>> start THE RECORDS
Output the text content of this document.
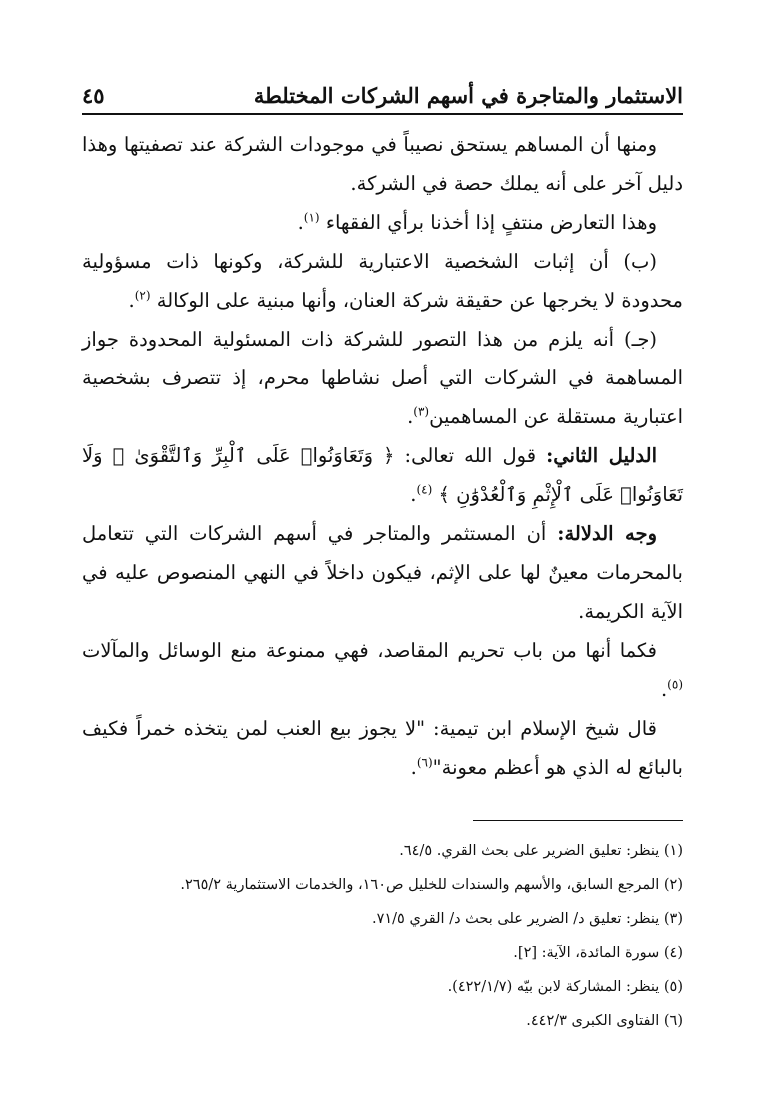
الاستثمار والمتاجرة في أسهم الشركات المختلطة
٤٥

ومنها أن المساهم يستحق نصيباً في موجودات الشركة عند تصفيتها وهذا دليل آخر على أنه يملك حصة في الشركة.

وهذا التعارض منتفٍ إذا أخذنا برأي الفقهاء $^{(١)}$.

(ب) أن إثبات الشخصية الاعتبارية للشركة، وكونها ذات مسؤولية محدودة لا يخرجها عن حقيقة شركة العنان، وأنها مبنية على الوكالة $^{(٢)}$.

(جـ) أنه يلزم من هذا التصور للشركة ذات المسئولية المحدودة جواز المساهمة في الشركات التي أصل نشاطها محرم، إذ تتصرف بشخصية اعتبارية مستقلة عن المساهمين$^{(٣)}$.

الدليل الثاني: قول الله تعالى: ﴿ وَتَعَاوَنُوا۟ عَلَى ٱلْبِرِّ وَٱلتَّقْوَىٰ ۖ وَلَا تَعَاوَنُوا۟ عَلَى ٱلْإِثْمِ وَٱلْعُدْوَٰنِ ﴾ $^{(٤)}$.

وجه الدلالة: أن المستثمر والمتاجر في أسهم الشركات التي تتعامل بالمحرمات معينٌ لها على الإثم، فيكون داخلاً في النهي المنصوص عليه في الآية الكريمة.

فكما أنها من باب تحريم المقاصد، فهي ممنوعة منع الوسائل والمآلات $^{(٥)}$.

قال شيخ الإسلام ابن تيمية: "لا يجوز بيع العنب لمن يتخذه خمراً فكيف بالبائع له الذي هو أعظم معونة"$^{(٦)}$.

(١) ينظر: تعليق الضرير على بحث القري. ٦٤/٥.

(٢) المرجع السابق، والأسهم والسندات للخليل ص١٦٠، والخدمات الاستثمارية ٢٦٥/٢.

(٣) ينظر: تعليق د/ الضرير على بحث د/ القري ٧١/٥.

(٤) سورة المائدة، الآية: [٢].

(٥) ينظر: المشاركة لابن بيّه (٤٢٢/١/٧).

(٦) الفتاوى الكبرى ٤٤٢/٣.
>> end THE RECORDS
Look through the data and show every line containing "تعليق".

(١) ينظر: تعليق الضرير على بحث القري. ٦٤/٥.
(٣) ينظر: تعليق د/ الضرير على بحث د/ القري ٧١/٥.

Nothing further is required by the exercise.